• Trecho selecionado:
════

Esta é a maneira pela qual Paulo e Judas falam sobre a vida eterna (Rm 2:7,
5:21, 6:22, 23; Gl 6:8; 1 Tm 1:16, 6:12, 19; Tt 1:2, 3:7; Jd 21). Nesse sentido
futuro, a vida eterna é vista como um ambiente de vida espiritual, onde tudo é
luz, amor e justiça, e onde a comunhão com o Pai e o Filho é desfrutada em sua
plenitude. Portanto, o primeiro aspecto tem a ver com a vida que habita em
nós, e o segundo é a vida na qual um dia iremos habitar.
Usamos a palavra “vida” nessas duas
maneiras em nossa linguagem no dia a dia. Podemos falar de uma planta, um
animal ou um ser humano como tendo vida neles. Mas também falamos da vida como
um elemento ou esfera em que uma pessoa pode habitar – por exemplo, “vida no
campo”, “vida na cidade”, “vida na assembleia” etc. Assim, podemos desfrutar a
vida eterna agora pelo Espírito, mas então habitaremos nessa esfera da vida em
seu sentido mais pleno quando formos glorificados. Esses dois aspectos da vida
foram ilustrados em um mergulhador do fundo do mar. Ele trabalha debaixo d’água,
mas respira ar por meio de um tubo, o que o mantém vivo. É como o crente que
possui a possessão presente da vida eterna. Vivendo neste mundo, vivemos, nos
movemos e temos nosso ser em um elemento ao qual não somos naturalmente
adequados, pois pertencemos à nova criação e somos pessoas celestiais. Assim,
não somos do mundo, mas somos sustentados pelo nosso “tubo” da comunhão com o
Pai e o Filho enquanto estamos no mundo. Quando o trabalho do mergulhador é
concluído, sai da água para o elemento que lhe é
natural e, retirando o capacete e o traje de mergulho, respira o ar sem esse
aparelho. Da mesma forma, quando nosso trabalho for completado aqui na Terra e formos
levados para casa no céu, estaremos na esfera da vida eterna para a qual
estaremos perfeitamente adequados.
Portanto, ao
afirmar que o que temos em Cristo é “em esperança da vida eterna2”,
Paulo está indicando que nosso destino não é apenas ser glorificado, mas ser
encontrado como tal em plena comunhão com o Pai e o Filho no céu – que é a
essência dessa vida. Isso é algo que Deus “prometeu antes dos tempos dos
séculos”. Isso mostra que a vida eterna estava nos pensamentos de Deus
antes de Ele criar o mundo. Parece que a comunhão das Pessoas divinas na
eternidade passada era tão doce e preciosa que Deus queria que outros
experimentassem esse gozo também. Então, Ele prometeu que, no “tempo
próprio” (AIBB) (tempos Cristãos),
quando feita a expiação e o Espírito Santo concedido, os crentes no Senhor
Jesus Cristo teriam essa oportunidade (1 Jo 1:3).
A possessão presente desta vida pode ser referida como “vida
eterna” e o aspecto futuro como “vida eterna2”.
Somos gratos à tradução de J. N. Darby[3]
que distingue essas coisas – embora ele negligencie observar a vida eterna como
tal em 1 Jo 3:15, 5:11, 13, 20. No entanto, a tradução de Kelly distingue.

════

• Desafio: No trecho sobre a vida eterna, reescreva em forma de lista o parágrafo iniciado por “Usamos a palavra”, mantendo os fatos principais. Os registros não são necessários para esta tarefa.

════

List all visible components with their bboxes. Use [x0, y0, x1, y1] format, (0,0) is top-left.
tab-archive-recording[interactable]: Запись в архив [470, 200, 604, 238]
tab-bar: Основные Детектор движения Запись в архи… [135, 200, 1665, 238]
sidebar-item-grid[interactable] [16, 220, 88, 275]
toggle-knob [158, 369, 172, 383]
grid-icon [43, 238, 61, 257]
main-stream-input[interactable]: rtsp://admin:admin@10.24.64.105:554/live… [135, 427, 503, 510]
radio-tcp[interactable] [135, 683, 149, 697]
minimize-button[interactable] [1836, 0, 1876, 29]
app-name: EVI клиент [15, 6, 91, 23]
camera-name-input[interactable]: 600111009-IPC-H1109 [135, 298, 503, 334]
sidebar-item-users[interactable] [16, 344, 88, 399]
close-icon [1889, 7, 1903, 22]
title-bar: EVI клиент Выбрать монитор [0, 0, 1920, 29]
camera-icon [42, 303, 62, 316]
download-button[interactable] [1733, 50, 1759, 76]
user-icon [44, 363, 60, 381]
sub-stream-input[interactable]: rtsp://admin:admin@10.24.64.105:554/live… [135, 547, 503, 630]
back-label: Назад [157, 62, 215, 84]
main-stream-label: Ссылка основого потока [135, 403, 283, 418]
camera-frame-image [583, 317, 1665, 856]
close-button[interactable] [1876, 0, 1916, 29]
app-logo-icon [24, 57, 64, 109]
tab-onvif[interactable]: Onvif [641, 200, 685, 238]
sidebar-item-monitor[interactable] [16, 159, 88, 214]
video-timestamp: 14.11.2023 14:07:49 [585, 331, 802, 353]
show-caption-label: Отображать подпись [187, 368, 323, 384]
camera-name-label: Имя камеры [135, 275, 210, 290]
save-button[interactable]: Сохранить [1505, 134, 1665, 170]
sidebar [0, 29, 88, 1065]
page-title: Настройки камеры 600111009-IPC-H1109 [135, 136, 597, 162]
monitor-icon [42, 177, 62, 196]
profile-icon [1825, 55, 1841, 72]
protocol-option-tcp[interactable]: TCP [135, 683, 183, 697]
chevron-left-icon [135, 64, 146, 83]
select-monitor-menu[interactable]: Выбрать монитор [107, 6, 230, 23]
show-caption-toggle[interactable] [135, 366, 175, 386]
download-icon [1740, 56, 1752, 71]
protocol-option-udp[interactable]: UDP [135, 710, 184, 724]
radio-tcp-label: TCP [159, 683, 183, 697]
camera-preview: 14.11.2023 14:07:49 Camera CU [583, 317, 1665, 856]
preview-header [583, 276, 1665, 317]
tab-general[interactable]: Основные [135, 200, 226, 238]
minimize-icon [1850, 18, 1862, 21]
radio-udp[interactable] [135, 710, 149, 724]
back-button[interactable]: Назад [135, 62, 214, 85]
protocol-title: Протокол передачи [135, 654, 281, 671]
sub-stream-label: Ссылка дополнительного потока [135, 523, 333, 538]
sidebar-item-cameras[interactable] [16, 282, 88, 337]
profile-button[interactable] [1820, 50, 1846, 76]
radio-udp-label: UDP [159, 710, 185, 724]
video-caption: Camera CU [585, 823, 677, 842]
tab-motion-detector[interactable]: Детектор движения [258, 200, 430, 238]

════

• Resposta:
- No dia a dia, a palavra “vida” é usada de duas maneiras. Uma é como algo que está em uma planta, um animal ou um ser humano. A outra é como um elemento ou esfera em que uma pessoa habita, como em “vida no campo”, “vida na cidade” e “vida na assembleia”.
- Podemos desfrutar a vida eterna agora pelo Espírito. Quando formos glorificados, habitaremos nessa esfera da vida em seu sentido mais pleno.
- Um mergulhador do fundo do mar ilustra esses dois aspectos. Ele trabalha debaixo d’água e se mantém vivo respirando ar por meio de um tubo.
- O crente é como esse mergulhador. Vive neste mundo, um elemento ao qual não é naturalmente adequado, pois pertence à nova criação e é uma pessoa celestial. Enquanto está no mundo, é sustentado pelo “tubo” da comunhão com o Pai e o Filho.
- Quando seu trabalho termina, o mergulhador sai da água para o elemento que lhe é natural. Ele tira o capacete e o traje de mergulho e respira sem o aparelho.
- Da mesma forma, quando nosso trabalho na Terra for completado e formos levados para casa no céu, estaremos na esfera da vida eterna, para a qual estaremos perfeitamente adequados.